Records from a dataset

........

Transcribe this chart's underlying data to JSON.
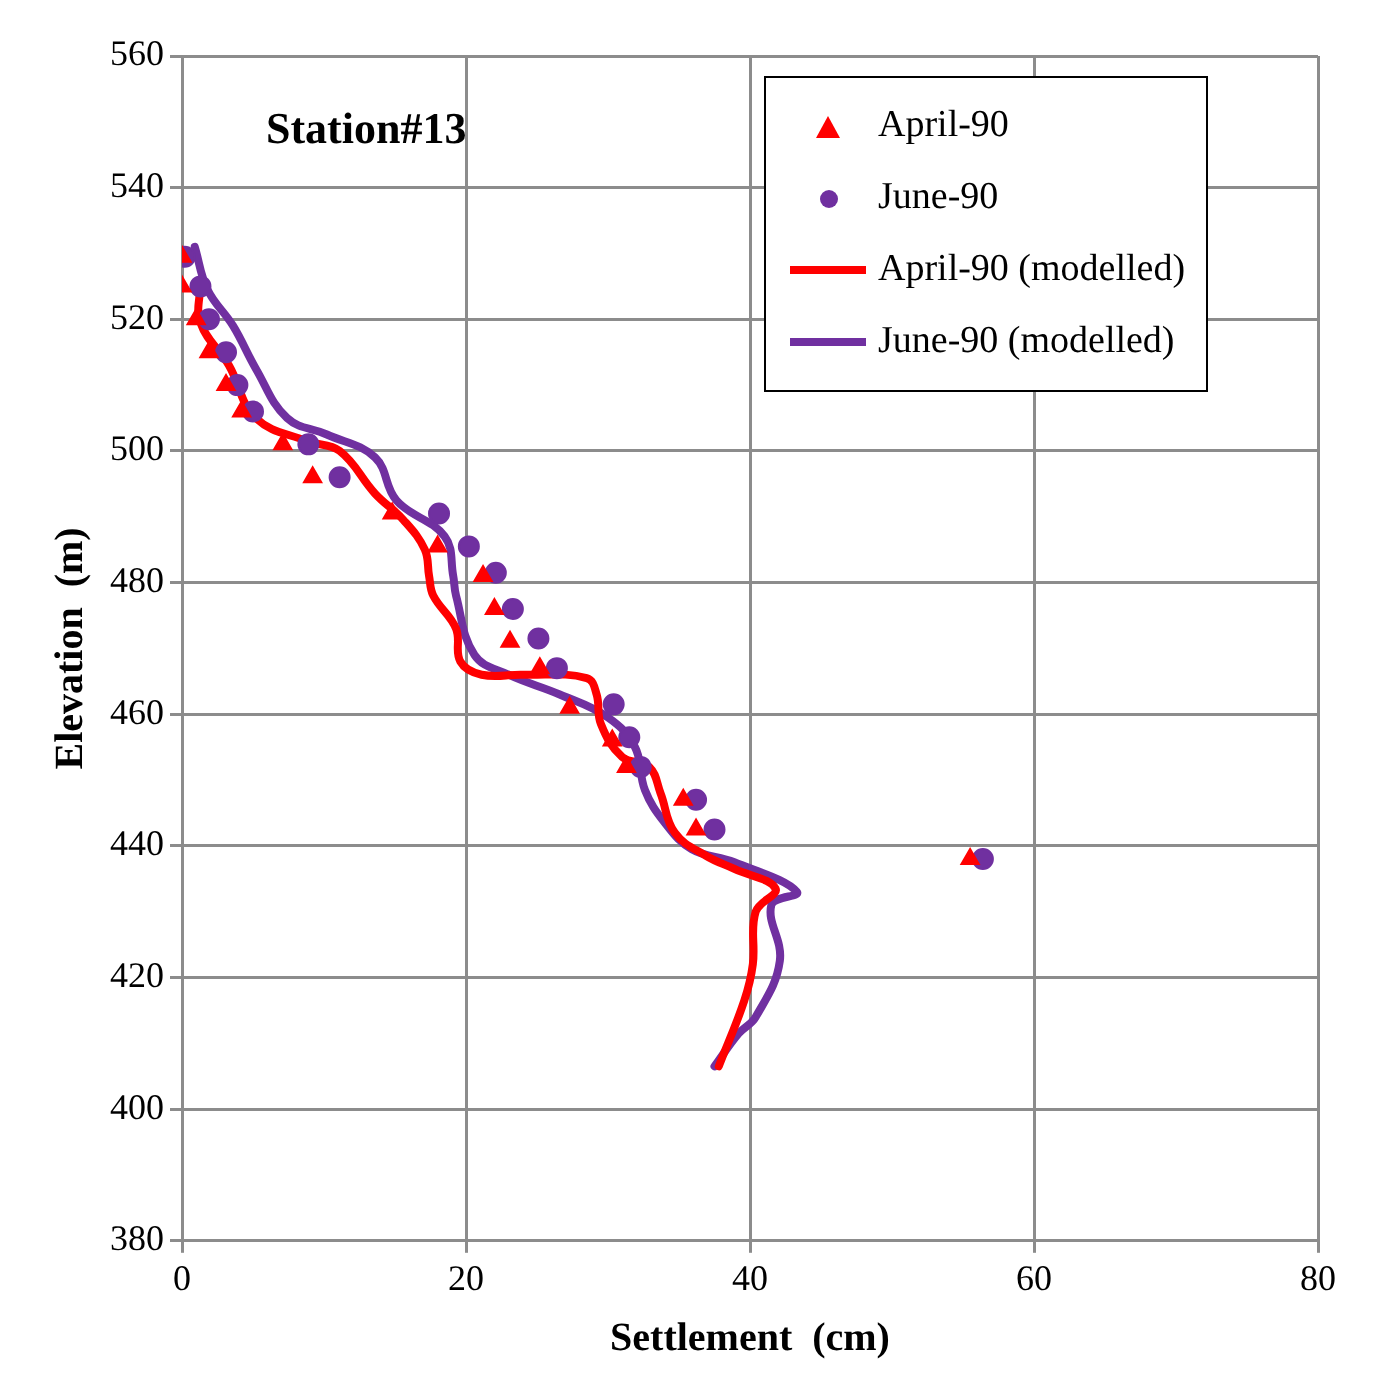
{
  "chart_data": {
    "type": "scatter",
    "xlabel": "Settlement  (cm)",
    "ylabel": "Elevation  (m)",
    "annotations": [
      "Station#13"
    ],
    "xlim": [
      0,
      80
    ],
    "xticks": [
      0,
      20,
      40,
      60,
      80
    ],
    "ylim": [
      380,
      560
    ],
    "yticks": [
      380,
      400,
      420,
      440,
      460,
      480,
      500,
      520,
      540,
      560
    ],
    "grid": true,
    "legend": "top right",
    "series": [
      {
        "name": "April-90",
        "marker": "triangle",
        "color": "#ff0000",
        "x": [
          0,
          0,
          1.0,
          1.9,
          3.1,
          4.2,
          7.1,
          9.2,
          14.8,
          18.0,
          21.2,
          22.0,
          23.1,
          25.2,
          27.3,
          30.3,
          31.3,
          35.3,
          36.2,
          55.5
        ],
        "values": [
          529.5,
          525,
          520,
          515,
          510,
          506,
          501,
          496,
          490.5,
          485.5,
          481,
          476,
          471,
          467,
          461,
          456,
          452,
          447,
          442.5,
          438
        ]
      },
      {
        "name": "June-90",
        "marker": "circle",
        "color": "#7030a0",
        "x": [
          0.2,
          1.3,
          1.9,
          3.1,
          3.9,
          5.0,
          8.9,
          11.1,
          18.1,
          20.2,
          22.1,
          23.3,
          25.1,
          26.4,
          30.4,
          31.5,
          32.3,
          36.2,
          37.5,
          56.4
        ],
        "values": [
          529.5,
          525,
          520,
          515,
          510,
          506,
          501,
          496,
          490.5,
          485.5,
          481.5,
          476,
          471.5,
          467,
          461.5,
          456.5,
          452,
          447,
          442.5,
          438
        ]
      },
      {
        "name": "April-90 (modelled)",
        "type": "line",
        "marker": "none",
        "color": "#ff0000",
        "x": [
          1.3,
          1.3,
          3.3,
          5.2,
          8.8,
          11.1,
          13.6,
          15.6,
          17.1,
          17.4,
          17.7,
          19.3,
          19.6,
          21.1,
          24.0,
          28.5,
          29.2,
          29.5,
          31.0,
          32.9,
          33.7,
          34.7,
          36.9,
          38.9,
          41.8,
          40.4,
          40.2,
          39.6,
          37.8
        ],
        "values": [
          525.5,
          519.5,
          513,
          505,
          501.5,
          500,
          493.5,
          489.5,
          485,
          481,
          478,
          473,
          468,
          466,
          466,
          465.5,
          463,
          458.5,
          453.5,
          452,
          448,
          442,
          438.5,
          436.5,
          433.5,
          430,
          422,
          416.5,
          406.5
        ]
      },
      {
        "name": "June-90 (modelled)",
        "type": "line",
        "marker": "none",
        "color": "#7030a0",
        "x": [
          0.9,
          1.8,
          3.6,
          5.2,
          7.4,
          10.2,
          13.6,
          15.1,
          18.5,
          19.1,
          19.3,
          20.6,
          23.0,
          26.6,
          30.0,
          31.9,
          32.6,
          34.0,
          35.9,
          38.9,
          43.3,
          41.5,
          42.1,
          40.4,
          39.2,
          37.5
        ],
        "values": [
          531,
          524.5,
          519,
          512.5,
          505,
          502.5,
          499,
          492.5,
          487,
          481,
          478,
          469,
          466,
          463,
          459.5,
          455,
          448.5,
          443.5,
          439.5,
          437.5,
          433,
          431,
          422.5,
          414,
          411.5,
          406.5
        ]
      }
    ]
  }
}
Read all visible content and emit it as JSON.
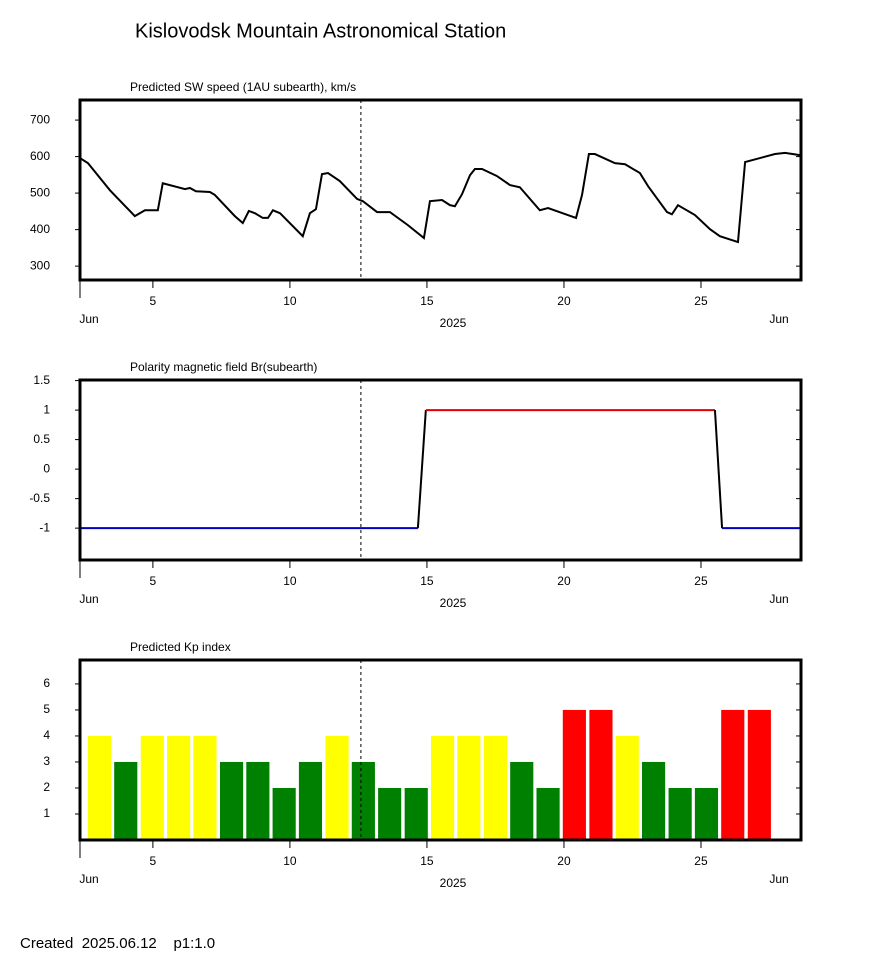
{
  "title": "Kislovodsk Mountain Astronomical Station",
  "footer": "Created  2025.06.12    p1:1.0",
  "chart_data": [
    {
      "type": "line",
      "title": "Predicted SW speed (1AU subearth), km/s",
      "x": [
        2.34,
        2.63,
        3.43,
        4.34,
        4.71,
        4.89,
        5.18,
        5.36,
        6.17,
        6.35,
        6.57,
        7.08,
        7.26,
        7.99,
        8.28,
        8.5,
        8.72,
        9.01,
        9.2,
        9.38,
        9.64,
        10.47,
        10.73,
        10.95,
        11.17,
        11.39,
        11.82,
        12.45,
        12.66,
        13.18,
        13.65,
        14.31,
        14.89,
        15.11,
        15.55,
        15.84,
        16.02,
        16.28,
        16.57,
        16.75,
        17.01,
        17.55,
        18.03,
        18.39,
        19.12,
        19.42,
        20.44,
        20.66,
        20.91,
        21.13,
        21.86,
        22.23,
        22.77,
        23.07,
        23.76,
        23.94,
        24.16,
        24.78,
        25.33,
        25.69,
        26.35,
        26.61,
        27.7,
        28.07,
        28.61
      ],
      "values": [
        596,
        582,
        508,
        437,
        453,
        453,
        453,
        527,
        511,
        514,
        505,
        503,
        495,
        437,
        418,
        451,
        445,
        432,
        432,
        453,
        445,
        382,
        445,
        456,
        552,
        555,
        533,
        484,
        478,
        448,
        448,
        412,
        377,
        478,
        481,
        467,
        464,
        497,
        549,
        566,
        566,
        547,
        522,
        516,
        453,
        459,
        432,
        495,
        607,
        607,
        582,
        579,
        555,
        519,
        448,
        442,
        467,
        440,
        401,
        382,
        366,
        585,
        607,
        610,
        604
      ],
      "color": "#000000",
      "xlim": [
        2.34,
        28.65
      ],
      "xticks": [
        5,
        10,
        15,
        20,
        25
      ],
      "x_end_labels": [
        "Jun",
        "Jun"
      ],
      "xlabel": "2025",
      "ylim": [
        262,
        755
      ],
      "yticks": [
        300,
        400,
        500,
        600,
        700
      ],
      "marker_x": 12.59
    },
    {
      "type": "line",
      "title": "Polarity magnetic field  Br(subearth)",
      "x": [
        2.34,
        14.67,
        14.96,
        25.51,
        25.77,
        28.65
      ],
      "values": [
        -1,
        -1,
        1,
        1,
        -1,
        -1
      ],
      "segment_colors": [
        "#0000c0",
        "#000000",
        "#e00000",
        "#000000",
        "#0000c0"
      ],
      "xlim": [
        2.34,
        28.65
      ],
      "xticks": [
        5,
        10,
        15,
        20,
        25
      ],
      "x_end_labels": [
        "Jun",
        "Jun"
      ],
      "xlabel": "2025",
      "ylim": [
        -1.54,
        1.51
      ],
      "yticks": [
        1.5,
        1,
        0.5,
        0,
        -0.5,
        -1
      ],
      "marker_x": 12.59
    },
    {
      "type": "bar",
      "title": "Predicted Kp index",
      "x": [
        3.05,
        4.01,
        4.98,
        5.94,
        6.9,
        7.87,
        8.83,
        9.79,
        10.75,
        11.72,
        12.68,
        13.64,
        14.61,
        15.57,
        16.53,
        17.5,
        18.46,
        19.42,
        20.38,
        21.35,
        22.31,
        23.27,
        24.24,
        25.2,
        26.16,
        27.13
      ],
      "values": [
        4,
        3,
        4,
        4,
        4,
        3,
        3,
        2,
        3,
        4,
        3,
        2,
        2,
        4,
        4,
        4,
        3,
        2,
        5,
        5,
        4,
        3,
        2,
        2,
        5,
        5
      ],
      "colors": [
        "#ffff00",
        "#008000",
        "#ffff00",
        "#ffff00",
        "#ffff00",
        "#008000",
        "#008000",
        "#008000",
        "#008000",
        "#ffff00",
        "#008000",
        "#008000",
        "#008000",
        "#ffff00",
        "#ffff00",
        "#ffff00",
        "#008000",
        "#008000",
        "#ff0000",
        "#ff0000",
        "#ffff00",
        "#008000",
        "#008000",
        "#008000",
        "#ff0000",
        "#ff0000"
      ],
      "xlim": [
        2.34,
        28.65
      ],
      "xticks": [
        5,
        10,
        15,
        20,
        25
      ],
      "x_end_labels": [
        "Jun",
        "Jun"
      ],
      "xlabel": "2025",
      "ylim": [
        0,
        6.92
      ],
      "yticks": [
        1,
        2,
        3,
        4,
        5,
        6
      ],
      "marker_x": 12.59
    }
  ]
}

........

TASK DIRECTIONS —
Choose all lines containing the string "JSON" and copy them out.

THE COMPLETED TASK —
Transcribe this chart's underlying data to JSON.
Read all visible content and emit it as JSON.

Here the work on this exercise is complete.